▶ TASK TO COMPLETE:
Your task is to write out the complete listing exactly as it is shown.
** begin **
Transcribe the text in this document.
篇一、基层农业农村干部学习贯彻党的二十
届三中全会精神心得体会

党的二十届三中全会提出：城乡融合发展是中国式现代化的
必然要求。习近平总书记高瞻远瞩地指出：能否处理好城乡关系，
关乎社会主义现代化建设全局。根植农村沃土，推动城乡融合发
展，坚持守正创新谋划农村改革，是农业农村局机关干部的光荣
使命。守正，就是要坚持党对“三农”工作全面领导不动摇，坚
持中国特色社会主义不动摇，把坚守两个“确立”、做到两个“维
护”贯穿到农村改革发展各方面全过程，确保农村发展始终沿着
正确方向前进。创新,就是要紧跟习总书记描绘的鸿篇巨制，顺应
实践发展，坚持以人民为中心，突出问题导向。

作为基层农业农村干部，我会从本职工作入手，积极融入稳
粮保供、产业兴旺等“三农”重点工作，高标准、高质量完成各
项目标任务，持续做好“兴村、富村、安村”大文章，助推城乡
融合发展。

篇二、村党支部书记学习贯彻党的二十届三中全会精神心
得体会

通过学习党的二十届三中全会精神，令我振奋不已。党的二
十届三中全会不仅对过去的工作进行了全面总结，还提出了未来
** end **
▶ EXERCISE ANSWER:
Transcribe the text in this document.
篇一、基层农业农村干部学习贯彻党的二十
届三中全会精神心得体会

党的二十届三中全会提出：城乡融合发展是中国式现代化的
必然要求。习近平总书记高瞻远瞩地指出：能否处理好城乡关系，
关乎社会主义现代化建设全局。根植农村沃土，推动城乡融合发
展，坚持守正创新谋划农村改革，是农业农村局机关干部的光荣
使命。守正，就是要坚持党对“三农”工作全面领导不动摇，坚
持中国特色社会主义不动摇，把坚守两个“确立”、做到两个“维
护”贯穿到农村改革发展各方面全过程，确保农村发展始终沿着
正确方向前进。创新,就是要紧跟习总书记描绘的鸿篇巨制，顺应
实践发展，坚持以人民为中心，突出问题导向。

作为基层农业农村干部，我会从本职工作入手，积极融入稳
粮保供、产业兴旺等“三农”重点工作，高标准、高质量完成各
项目标任务，持续做好“兴村、富村、安村”大文章，助推城乡
融合发展。

篇二、村党支部书记学习贯彻党的二十届三中全会精神心
得体会

通过学习党的二十届三中全会精神，令我振奋不已。党的二
十届三中全会不仅对过去的工作进行了全面总结，还提出了未来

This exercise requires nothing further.